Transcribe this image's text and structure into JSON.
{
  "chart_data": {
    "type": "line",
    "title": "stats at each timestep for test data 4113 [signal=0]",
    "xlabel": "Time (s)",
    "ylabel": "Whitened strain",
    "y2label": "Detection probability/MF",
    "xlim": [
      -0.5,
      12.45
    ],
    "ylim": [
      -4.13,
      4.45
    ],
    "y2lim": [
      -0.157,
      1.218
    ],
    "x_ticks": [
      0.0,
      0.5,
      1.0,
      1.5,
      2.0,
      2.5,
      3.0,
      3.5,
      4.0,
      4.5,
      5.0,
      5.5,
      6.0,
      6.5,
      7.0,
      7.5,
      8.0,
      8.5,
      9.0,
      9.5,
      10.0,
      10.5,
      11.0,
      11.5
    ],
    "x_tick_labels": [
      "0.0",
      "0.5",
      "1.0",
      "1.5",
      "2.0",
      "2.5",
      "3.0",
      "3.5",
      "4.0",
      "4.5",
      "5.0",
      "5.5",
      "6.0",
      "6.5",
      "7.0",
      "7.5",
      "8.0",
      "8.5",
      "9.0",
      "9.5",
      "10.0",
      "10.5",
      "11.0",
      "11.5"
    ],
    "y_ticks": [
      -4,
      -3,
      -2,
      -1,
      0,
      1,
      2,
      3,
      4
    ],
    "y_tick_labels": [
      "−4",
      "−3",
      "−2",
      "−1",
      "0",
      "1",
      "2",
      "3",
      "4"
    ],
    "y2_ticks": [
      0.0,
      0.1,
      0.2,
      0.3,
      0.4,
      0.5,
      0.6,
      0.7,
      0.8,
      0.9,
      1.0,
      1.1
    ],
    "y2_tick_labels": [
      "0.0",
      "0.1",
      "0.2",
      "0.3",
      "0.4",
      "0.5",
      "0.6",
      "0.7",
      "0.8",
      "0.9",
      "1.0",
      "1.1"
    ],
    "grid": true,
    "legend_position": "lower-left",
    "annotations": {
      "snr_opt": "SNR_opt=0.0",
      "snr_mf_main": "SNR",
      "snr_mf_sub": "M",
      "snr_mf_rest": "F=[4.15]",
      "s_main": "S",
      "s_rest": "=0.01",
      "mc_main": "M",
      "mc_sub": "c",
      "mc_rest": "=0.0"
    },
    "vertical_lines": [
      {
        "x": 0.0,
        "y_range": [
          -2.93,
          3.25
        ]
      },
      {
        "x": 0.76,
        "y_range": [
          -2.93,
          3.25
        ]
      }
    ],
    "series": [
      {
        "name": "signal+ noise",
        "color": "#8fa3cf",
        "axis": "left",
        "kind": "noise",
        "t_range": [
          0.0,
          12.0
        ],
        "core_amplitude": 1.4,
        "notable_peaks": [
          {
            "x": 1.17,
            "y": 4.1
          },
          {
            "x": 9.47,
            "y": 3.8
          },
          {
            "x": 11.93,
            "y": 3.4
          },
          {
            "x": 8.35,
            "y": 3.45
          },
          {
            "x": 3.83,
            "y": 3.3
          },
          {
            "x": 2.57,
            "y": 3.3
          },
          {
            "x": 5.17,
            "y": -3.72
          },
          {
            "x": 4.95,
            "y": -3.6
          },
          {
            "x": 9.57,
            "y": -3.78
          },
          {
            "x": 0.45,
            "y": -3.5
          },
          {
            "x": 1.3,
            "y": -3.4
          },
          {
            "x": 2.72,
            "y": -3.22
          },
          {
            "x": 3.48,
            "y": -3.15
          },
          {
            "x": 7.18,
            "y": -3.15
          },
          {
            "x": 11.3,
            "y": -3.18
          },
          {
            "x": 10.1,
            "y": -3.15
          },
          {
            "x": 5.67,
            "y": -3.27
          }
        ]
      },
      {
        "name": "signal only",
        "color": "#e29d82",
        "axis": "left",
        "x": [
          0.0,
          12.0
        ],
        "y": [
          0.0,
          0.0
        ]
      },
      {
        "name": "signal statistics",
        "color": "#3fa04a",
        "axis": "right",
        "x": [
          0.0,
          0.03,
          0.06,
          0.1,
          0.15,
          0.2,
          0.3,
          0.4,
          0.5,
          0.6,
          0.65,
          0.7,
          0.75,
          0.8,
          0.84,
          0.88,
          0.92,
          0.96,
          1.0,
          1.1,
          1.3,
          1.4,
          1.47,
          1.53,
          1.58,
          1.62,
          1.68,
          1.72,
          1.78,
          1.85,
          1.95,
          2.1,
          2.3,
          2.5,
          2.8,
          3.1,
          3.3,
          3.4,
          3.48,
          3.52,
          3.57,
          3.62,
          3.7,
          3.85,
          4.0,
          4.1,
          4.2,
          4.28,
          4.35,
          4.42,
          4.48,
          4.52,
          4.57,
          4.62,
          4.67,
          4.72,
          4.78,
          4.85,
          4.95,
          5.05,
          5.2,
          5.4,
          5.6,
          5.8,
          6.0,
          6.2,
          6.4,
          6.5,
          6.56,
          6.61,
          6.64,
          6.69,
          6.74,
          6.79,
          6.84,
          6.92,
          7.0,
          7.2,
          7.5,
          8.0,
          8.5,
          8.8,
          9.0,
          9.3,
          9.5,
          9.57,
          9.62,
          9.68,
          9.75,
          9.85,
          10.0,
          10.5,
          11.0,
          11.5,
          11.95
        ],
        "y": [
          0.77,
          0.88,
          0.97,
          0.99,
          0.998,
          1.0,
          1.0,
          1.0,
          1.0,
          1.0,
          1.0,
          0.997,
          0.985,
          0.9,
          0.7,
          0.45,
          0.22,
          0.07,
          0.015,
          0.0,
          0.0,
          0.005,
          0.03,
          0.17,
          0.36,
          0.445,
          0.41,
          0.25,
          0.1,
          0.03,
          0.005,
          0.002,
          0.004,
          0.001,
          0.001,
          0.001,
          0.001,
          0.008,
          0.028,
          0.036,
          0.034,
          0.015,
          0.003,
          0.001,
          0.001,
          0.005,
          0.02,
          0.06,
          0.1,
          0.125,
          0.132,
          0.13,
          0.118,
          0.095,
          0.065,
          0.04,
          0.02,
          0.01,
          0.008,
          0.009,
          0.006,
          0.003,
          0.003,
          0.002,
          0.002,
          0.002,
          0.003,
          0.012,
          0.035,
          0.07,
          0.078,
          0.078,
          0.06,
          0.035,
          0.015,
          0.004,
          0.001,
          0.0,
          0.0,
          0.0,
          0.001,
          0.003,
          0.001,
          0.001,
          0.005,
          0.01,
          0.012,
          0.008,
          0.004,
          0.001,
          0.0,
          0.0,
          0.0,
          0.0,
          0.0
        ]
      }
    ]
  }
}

+++++

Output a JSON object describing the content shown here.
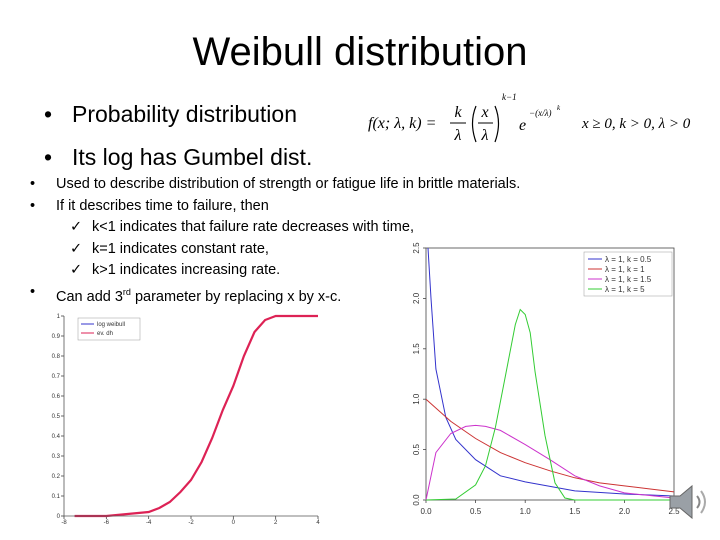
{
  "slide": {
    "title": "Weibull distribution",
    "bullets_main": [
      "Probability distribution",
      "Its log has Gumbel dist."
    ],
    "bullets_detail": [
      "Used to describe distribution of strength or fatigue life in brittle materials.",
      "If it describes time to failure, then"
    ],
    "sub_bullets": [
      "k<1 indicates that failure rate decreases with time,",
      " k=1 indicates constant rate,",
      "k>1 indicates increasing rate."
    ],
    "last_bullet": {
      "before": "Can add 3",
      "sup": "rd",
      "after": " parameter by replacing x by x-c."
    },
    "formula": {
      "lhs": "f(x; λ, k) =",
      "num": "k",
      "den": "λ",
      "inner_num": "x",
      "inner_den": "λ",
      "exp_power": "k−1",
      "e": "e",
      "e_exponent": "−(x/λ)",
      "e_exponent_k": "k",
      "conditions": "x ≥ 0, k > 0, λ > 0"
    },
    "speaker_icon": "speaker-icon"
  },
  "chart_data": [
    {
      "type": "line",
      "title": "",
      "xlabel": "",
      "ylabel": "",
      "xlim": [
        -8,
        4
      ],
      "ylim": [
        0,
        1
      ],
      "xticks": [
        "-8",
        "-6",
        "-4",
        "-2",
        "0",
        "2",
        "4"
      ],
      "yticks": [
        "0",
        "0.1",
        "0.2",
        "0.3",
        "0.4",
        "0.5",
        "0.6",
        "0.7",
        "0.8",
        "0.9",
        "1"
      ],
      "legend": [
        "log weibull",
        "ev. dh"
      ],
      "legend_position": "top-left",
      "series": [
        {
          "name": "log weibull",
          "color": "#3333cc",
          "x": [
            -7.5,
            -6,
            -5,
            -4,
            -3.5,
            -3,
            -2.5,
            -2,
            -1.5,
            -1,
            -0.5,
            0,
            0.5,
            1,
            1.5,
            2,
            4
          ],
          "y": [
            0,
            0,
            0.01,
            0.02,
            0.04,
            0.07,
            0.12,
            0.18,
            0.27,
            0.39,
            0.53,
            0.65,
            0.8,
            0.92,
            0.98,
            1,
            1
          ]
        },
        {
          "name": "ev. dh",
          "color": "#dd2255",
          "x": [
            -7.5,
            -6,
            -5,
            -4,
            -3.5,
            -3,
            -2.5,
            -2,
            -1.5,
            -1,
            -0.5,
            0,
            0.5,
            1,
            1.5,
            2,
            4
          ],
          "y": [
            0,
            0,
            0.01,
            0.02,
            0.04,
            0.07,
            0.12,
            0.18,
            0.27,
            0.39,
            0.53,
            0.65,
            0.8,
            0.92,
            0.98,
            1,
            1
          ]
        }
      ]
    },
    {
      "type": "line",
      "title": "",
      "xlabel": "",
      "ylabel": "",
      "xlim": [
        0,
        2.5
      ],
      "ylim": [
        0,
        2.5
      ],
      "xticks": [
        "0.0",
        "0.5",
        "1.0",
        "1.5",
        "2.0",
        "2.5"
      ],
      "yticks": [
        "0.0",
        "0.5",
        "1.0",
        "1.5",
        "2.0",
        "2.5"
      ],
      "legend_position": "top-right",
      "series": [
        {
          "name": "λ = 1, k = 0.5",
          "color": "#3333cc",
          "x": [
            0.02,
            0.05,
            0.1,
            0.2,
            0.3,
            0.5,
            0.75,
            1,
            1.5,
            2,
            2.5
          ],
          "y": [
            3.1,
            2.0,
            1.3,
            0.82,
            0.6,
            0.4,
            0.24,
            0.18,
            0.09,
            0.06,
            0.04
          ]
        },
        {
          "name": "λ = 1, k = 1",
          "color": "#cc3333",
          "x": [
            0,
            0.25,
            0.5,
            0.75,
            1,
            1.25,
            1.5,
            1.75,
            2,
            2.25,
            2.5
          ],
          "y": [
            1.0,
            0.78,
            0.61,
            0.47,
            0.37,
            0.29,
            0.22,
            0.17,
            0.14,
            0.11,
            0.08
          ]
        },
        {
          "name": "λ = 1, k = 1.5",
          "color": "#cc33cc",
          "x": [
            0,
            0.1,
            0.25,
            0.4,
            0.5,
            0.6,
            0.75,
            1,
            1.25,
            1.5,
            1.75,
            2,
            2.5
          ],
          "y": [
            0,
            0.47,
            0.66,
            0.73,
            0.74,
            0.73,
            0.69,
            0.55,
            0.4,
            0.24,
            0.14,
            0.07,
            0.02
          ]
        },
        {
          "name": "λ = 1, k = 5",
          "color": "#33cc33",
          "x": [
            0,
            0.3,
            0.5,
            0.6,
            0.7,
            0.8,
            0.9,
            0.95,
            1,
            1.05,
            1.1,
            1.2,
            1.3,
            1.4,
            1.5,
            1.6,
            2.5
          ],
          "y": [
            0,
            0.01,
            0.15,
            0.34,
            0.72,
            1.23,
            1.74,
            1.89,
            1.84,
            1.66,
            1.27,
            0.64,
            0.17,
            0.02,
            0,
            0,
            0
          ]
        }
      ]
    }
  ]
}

+++++

#### GIVEN REQUEST:
Find each line in the records holding the string "right" and show it.

#### EXERCISE RESULT:
        "axis": "right",
      "legend_position": "top-right",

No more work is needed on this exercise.